Pull every line of the entries that has the word "with".

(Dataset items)
- - - - - - -
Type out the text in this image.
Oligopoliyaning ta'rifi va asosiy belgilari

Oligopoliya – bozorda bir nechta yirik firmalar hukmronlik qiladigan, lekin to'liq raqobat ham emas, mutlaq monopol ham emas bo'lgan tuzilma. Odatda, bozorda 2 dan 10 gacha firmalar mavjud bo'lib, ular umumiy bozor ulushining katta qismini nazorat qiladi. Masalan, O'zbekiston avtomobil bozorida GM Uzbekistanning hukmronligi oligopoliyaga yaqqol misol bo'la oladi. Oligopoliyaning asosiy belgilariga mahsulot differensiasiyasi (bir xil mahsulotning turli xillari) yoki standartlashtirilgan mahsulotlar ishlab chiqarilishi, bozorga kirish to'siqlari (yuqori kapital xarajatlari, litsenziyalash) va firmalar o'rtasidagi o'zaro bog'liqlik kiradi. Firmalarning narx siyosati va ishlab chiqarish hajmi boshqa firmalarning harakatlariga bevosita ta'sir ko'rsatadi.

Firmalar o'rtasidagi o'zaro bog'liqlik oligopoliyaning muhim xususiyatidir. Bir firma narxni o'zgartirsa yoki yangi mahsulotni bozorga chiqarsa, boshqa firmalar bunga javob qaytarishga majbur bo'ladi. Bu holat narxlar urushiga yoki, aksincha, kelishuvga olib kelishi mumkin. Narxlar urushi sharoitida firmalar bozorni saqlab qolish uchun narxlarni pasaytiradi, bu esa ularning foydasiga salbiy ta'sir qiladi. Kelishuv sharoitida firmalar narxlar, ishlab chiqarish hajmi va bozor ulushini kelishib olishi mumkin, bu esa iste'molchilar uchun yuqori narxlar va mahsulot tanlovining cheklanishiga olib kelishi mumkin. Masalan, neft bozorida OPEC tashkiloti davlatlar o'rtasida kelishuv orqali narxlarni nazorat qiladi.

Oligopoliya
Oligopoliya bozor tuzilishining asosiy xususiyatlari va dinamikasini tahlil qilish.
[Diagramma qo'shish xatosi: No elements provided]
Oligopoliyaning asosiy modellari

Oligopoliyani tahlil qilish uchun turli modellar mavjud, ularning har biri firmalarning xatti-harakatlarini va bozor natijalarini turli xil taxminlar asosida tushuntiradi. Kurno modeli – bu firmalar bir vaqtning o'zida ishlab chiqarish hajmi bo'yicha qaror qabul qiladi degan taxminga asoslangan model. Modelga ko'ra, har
- - - - - - -
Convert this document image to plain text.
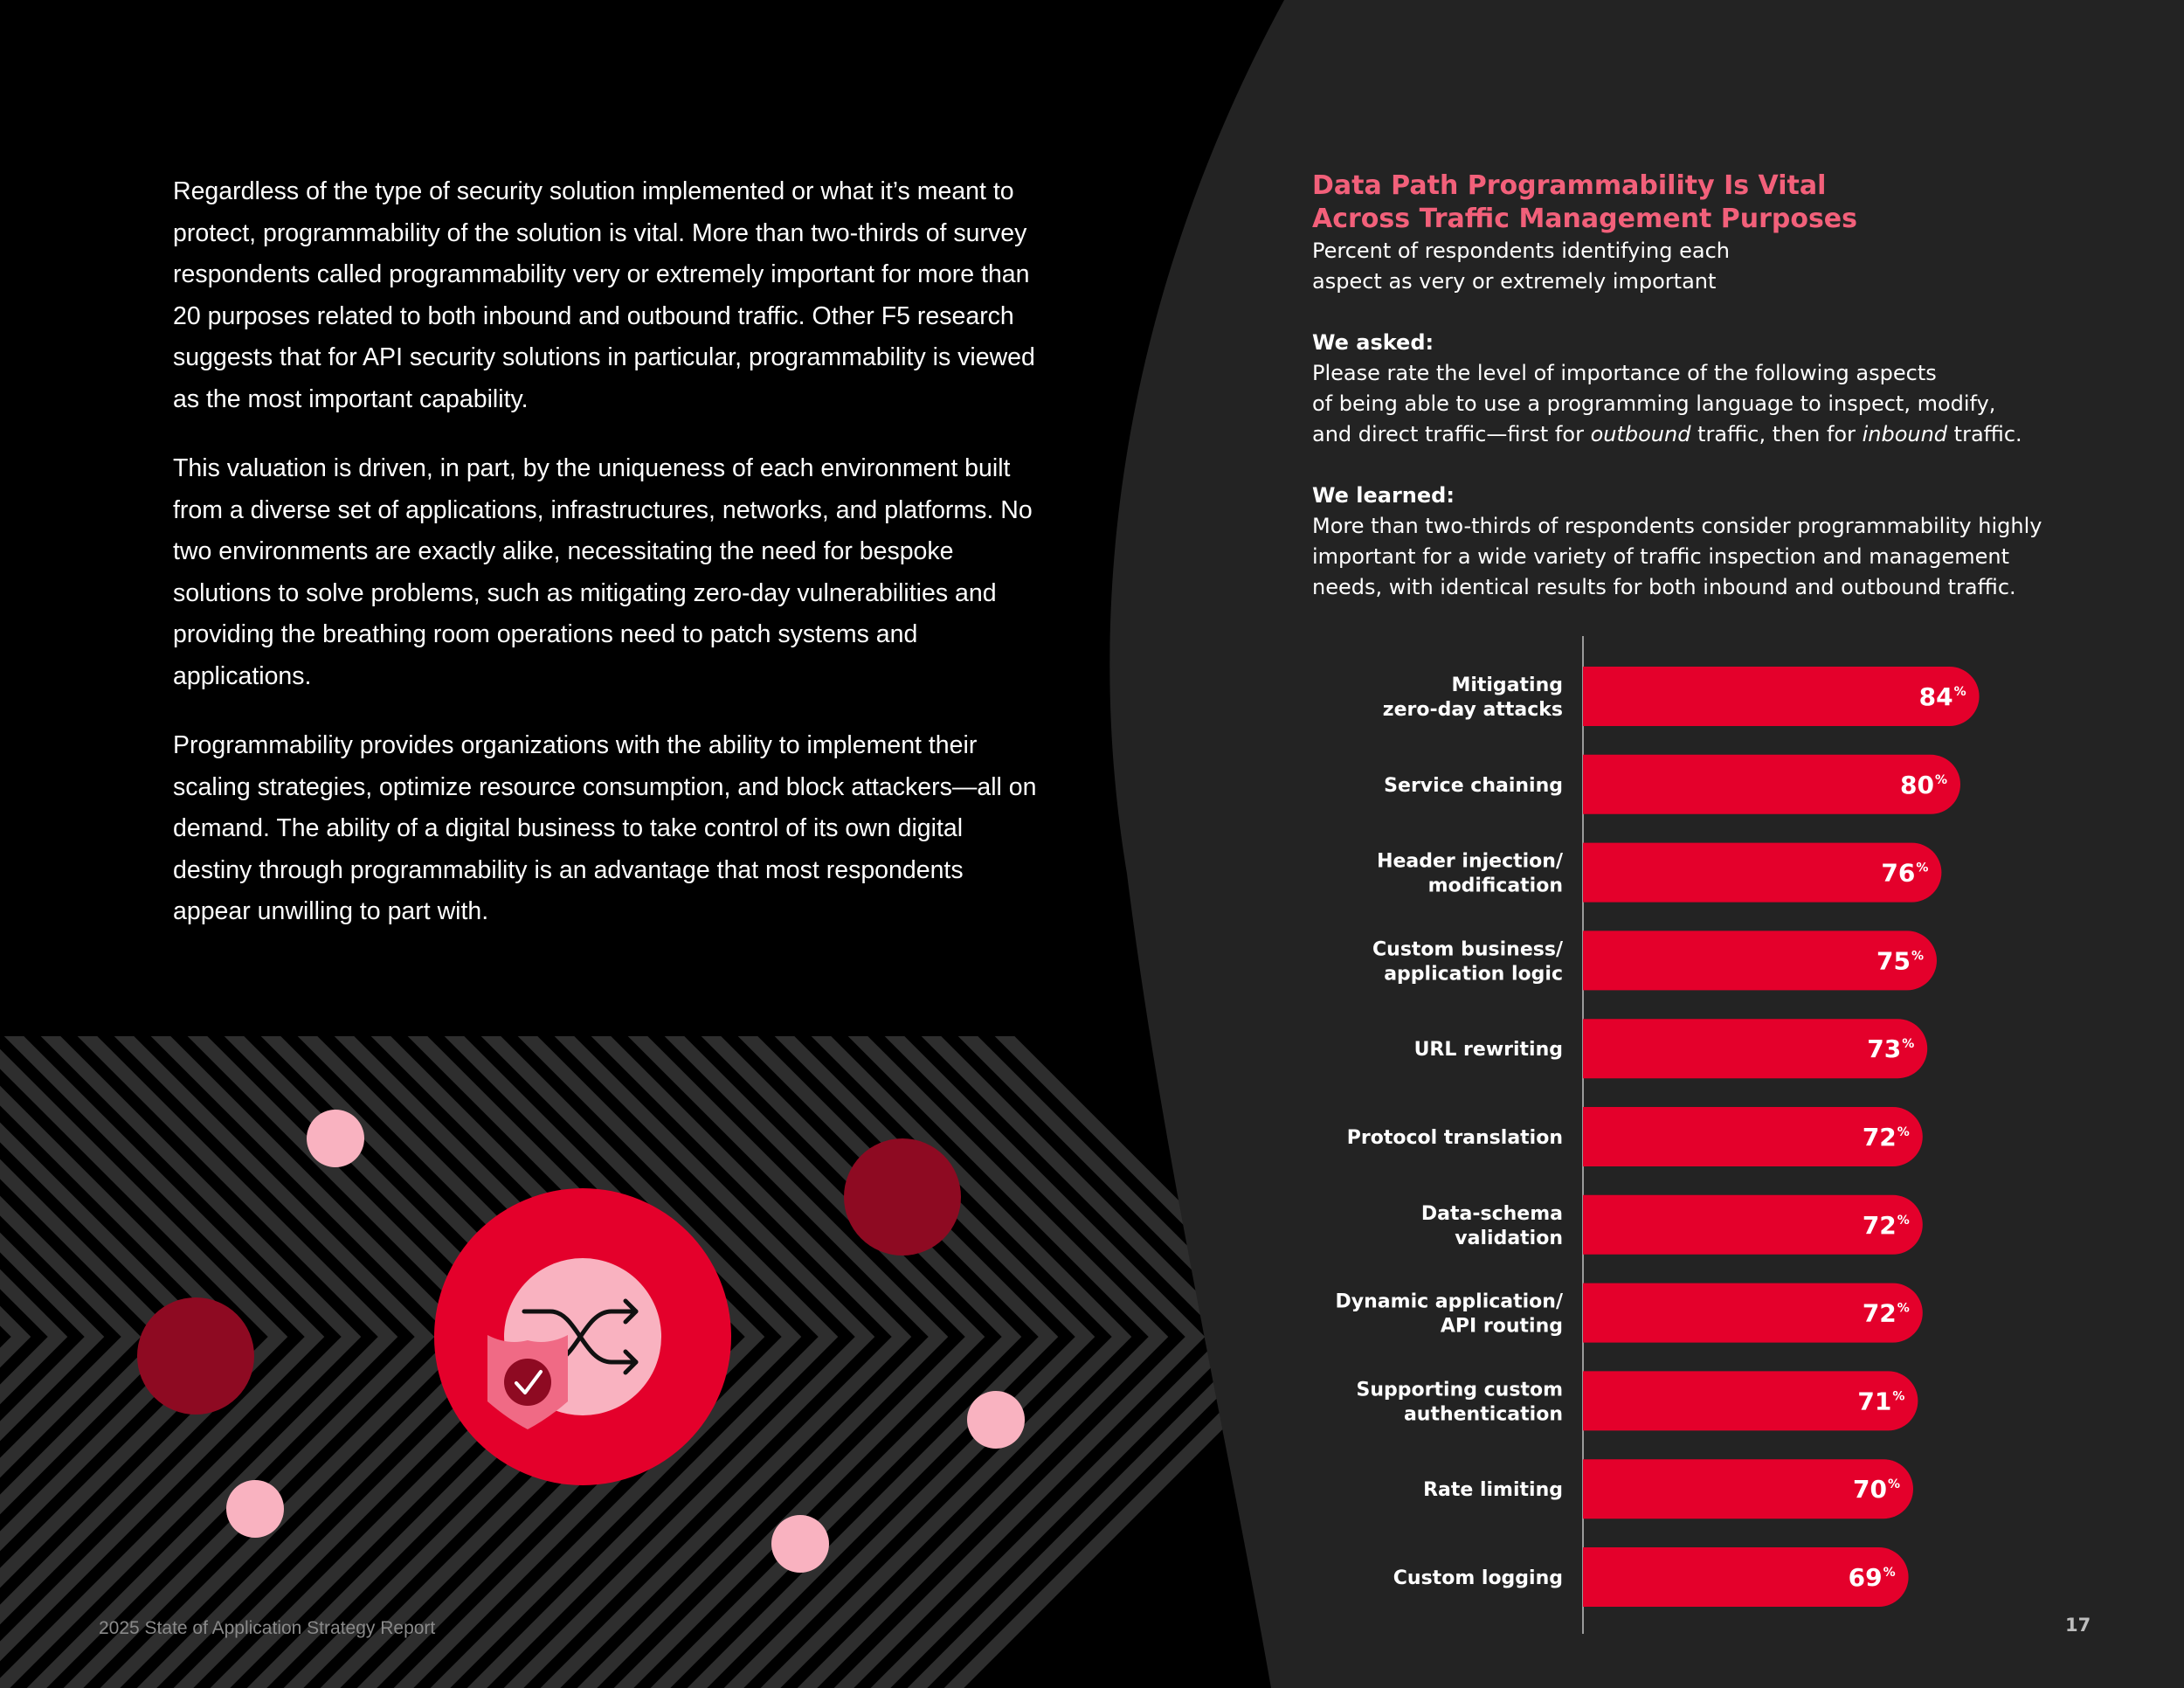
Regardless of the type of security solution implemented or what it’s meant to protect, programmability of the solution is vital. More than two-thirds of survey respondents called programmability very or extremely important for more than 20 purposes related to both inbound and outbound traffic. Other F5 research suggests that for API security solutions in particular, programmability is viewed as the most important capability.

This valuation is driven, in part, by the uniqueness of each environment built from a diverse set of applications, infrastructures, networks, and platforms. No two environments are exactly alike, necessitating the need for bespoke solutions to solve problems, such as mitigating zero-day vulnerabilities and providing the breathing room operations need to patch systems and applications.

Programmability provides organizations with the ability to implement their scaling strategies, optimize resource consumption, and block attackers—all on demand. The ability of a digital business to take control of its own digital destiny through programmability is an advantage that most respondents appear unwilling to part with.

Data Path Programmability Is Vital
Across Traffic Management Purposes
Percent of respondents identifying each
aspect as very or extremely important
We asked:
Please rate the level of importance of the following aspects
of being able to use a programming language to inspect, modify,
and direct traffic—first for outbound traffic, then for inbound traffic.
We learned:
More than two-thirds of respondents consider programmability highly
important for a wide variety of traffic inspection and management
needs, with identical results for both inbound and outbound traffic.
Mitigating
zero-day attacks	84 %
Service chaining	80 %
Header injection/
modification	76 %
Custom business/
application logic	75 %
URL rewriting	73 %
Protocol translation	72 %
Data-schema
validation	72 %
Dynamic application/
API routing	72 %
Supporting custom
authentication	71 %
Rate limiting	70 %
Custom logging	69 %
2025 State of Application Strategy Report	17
- - - - - - -
- [Solution below]
Programmability provides organizations with the ability to implement their scaling strategies, optimize resource consumption, and block attackers—all on demand. The ability of a digital business to take control of its own digital destiny through programmability is an advantage that most respondents appear unwilling to part with.
needs, with identical results for both inbound and outbound traffic.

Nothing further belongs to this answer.